#### Instruction:
Read the material below. Count the lines containing "является" and give that count alone.

#### Source records:
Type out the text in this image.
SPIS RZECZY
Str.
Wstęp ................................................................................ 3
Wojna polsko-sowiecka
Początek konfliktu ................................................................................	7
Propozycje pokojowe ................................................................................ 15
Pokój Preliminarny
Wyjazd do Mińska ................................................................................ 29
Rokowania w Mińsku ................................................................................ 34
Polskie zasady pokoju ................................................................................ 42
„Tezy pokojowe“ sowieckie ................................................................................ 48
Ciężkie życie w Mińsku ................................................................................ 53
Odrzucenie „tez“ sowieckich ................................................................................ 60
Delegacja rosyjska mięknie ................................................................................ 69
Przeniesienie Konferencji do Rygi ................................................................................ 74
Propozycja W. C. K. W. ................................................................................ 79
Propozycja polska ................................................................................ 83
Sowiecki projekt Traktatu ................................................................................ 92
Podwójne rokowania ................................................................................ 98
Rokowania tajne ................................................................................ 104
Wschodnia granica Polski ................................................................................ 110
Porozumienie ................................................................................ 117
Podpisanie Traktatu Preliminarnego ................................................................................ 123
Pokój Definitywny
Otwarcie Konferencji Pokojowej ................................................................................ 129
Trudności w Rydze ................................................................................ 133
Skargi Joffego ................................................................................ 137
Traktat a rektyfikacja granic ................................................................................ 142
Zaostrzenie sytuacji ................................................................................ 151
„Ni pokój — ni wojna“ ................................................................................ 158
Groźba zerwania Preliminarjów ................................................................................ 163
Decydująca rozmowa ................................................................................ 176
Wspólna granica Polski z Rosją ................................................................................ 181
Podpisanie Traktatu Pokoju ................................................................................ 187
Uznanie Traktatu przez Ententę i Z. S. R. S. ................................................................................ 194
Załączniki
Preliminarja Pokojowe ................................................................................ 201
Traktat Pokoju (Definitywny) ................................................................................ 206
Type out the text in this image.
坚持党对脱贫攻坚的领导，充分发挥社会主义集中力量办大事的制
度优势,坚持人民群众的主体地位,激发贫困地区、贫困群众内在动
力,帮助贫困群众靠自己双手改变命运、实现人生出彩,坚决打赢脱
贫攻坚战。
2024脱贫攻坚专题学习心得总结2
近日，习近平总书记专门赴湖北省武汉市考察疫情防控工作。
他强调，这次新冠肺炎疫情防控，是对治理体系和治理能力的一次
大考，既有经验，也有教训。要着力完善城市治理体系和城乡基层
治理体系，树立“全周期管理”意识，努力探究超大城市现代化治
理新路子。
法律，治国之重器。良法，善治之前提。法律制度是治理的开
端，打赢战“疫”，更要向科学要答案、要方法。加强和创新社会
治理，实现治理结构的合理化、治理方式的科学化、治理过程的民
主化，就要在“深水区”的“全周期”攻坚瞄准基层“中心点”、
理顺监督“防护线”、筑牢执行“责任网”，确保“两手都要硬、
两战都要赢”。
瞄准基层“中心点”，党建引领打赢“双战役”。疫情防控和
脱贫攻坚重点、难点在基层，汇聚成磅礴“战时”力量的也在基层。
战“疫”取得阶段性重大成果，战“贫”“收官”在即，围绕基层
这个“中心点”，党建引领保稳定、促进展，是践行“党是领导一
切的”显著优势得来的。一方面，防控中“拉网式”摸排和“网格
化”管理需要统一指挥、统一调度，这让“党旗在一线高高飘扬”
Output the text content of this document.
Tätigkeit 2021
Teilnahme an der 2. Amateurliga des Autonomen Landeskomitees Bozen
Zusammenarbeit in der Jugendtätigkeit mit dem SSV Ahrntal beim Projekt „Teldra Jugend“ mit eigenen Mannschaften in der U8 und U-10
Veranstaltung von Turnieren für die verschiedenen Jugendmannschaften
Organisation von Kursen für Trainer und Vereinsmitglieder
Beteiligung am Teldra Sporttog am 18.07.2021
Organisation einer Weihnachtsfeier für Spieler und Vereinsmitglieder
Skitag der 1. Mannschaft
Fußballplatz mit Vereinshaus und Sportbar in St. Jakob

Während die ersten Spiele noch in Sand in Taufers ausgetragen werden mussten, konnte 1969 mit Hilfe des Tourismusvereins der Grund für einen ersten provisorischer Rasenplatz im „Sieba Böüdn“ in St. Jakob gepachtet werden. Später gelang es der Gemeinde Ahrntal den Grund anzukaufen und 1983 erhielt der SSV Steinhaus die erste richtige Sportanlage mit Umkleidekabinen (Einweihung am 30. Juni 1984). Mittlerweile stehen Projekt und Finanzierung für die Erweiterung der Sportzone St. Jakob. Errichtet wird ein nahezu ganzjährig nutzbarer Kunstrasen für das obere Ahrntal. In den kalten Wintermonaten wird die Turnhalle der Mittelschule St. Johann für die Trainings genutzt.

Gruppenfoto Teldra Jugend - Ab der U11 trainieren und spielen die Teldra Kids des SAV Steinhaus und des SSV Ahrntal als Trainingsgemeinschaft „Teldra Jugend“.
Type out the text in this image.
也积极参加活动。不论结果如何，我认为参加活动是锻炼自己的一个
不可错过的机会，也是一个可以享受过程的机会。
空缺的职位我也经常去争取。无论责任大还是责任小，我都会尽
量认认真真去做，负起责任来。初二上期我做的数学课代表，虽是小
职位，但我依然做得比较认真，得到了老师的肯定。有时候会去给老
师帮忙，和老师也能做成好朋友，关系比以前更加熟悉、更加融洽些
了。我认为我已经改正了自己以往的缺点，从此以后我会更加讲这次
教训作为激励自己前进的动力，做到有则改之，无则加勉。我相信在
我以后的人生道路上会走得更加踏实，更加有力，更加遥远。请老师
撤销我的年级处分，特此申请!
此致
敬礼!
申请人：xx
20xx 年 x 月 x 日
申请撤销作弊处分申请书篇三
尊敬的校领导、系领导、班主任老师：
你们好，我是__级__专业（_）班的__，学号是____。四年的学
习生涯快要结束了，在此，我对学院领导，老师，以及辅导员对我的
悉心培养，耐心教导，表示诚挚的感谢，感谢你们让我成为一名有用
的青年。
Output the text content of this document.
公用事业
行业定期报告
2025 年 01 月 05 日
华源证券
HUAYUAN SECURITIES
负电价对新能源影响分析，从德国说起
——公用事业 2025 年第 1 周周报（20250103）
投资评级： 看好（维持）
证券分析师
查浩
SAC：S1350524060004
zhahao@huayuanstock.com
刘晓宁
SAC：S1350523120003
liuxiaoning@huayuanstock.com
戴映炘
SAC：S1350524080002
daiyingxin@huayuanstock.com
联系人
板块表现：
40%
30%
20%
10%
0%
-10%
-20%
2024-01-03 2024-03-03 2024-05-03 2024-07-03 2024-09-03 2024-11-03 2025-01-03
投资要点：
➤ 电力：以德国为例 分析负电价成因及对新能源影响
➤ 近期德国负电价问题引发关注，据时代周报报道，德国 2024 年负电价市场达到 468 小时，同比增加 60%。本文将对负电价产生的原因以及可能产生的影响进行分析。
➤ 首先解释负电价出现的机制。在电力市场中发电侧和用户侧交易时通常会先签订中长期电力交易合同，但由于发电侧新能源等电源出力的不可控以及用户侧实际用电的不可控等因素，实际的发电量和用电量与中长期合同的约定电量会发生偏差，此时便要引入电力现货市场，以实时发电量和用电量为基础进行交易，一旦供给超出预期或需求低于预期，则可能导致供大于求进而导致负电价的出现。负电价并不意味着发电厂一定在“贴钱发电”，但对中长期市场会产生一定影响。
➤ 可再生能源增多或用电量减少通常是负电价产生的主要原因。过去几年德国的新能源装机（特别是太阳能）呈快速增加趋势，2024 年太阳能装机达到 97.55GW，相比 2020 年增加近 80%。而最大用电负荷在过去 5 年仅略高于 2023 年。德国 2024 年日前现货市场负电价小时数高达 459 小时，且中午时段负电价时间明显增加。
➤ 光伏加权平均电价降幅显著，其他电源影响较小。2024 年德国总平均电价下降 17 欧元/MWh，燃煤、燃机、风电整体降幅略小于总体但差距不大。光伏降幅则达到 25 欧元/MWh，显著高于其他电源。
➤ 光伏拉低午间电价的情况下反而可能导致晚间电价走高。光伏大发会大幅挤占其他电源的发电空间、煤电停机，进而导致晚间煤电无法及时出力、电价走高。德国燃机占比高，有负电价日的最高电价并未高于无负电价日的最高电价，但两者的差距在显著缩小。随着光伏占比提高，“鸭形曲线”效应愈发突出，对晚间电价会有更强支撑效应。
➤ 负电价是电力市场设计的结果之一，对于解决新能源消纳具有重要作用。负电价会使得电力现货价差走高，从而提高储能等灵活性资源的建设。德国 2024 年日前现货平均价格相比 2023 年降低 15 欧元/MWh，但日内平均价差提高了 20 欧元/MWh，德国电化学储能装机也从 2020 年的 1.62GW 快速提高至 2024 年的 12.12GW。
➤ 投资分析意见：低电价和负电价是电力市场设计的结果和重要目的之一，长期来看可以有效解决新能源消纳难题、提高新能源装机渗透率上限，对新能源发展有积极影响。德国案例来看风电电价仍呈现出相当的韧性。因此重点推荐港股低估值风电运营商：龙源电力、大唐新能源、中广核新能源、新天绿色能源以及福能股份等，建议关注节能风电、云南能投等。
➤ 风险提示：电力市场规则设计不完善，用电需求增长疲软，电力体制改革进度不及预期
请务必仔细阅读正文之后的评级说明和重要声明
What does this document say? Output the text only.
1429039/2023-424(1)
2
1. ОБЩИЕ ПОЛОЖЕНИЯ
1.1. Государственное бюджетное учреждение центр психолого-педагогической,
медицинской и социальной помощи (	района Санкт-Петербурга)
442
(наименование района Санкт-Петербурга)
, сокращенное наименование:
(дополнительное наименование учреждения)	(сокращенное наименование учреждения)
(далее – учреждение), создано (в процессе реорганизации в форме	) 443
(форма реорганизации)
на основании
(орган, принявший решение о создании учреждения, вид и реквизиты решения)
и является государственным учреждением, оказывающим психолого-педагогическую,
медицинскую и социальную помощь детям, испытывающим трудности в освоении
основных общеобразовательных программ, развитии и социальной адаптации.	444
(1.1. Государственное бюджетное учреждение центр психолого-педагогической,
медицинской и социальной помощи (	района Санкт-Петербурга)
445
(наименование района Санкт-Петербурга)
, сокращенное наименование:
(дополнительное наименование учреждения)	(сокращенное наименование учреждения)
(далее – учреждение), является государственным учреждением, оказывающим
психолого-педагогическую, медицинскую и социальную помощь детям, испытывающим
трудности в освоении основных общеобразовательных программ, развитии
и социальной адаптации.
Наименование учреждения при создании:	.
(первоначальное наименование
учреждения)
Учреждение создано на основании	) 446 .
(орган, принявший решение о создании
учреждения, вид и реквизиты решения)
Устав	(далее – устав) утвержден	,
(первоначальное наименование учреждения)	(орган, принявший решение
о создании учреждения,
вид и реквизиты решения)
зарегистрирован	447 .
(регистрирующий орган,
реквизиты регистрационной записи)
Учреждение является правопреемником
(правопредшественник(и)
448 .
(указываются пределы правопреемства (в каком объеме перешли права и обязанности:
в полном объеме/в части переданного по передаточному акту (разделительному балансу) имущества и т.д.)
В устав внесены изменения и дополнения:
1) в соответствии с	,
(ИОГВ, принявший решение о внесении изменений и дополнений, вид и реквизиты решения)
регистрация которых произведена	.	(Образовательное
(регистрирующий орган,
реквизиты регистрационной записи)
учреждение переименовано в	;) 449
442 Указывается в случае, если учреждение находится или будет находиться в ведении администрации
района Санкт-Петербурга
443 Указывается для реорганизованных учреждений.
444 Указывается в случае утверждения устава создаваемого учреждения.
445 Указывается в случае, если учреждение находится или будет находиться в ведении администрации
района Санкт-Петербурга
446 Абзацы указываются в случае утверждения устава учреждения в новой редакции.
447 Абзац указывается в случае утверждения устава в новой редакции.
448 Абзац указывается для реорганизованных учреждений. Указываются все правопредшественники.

#### Task answer:
3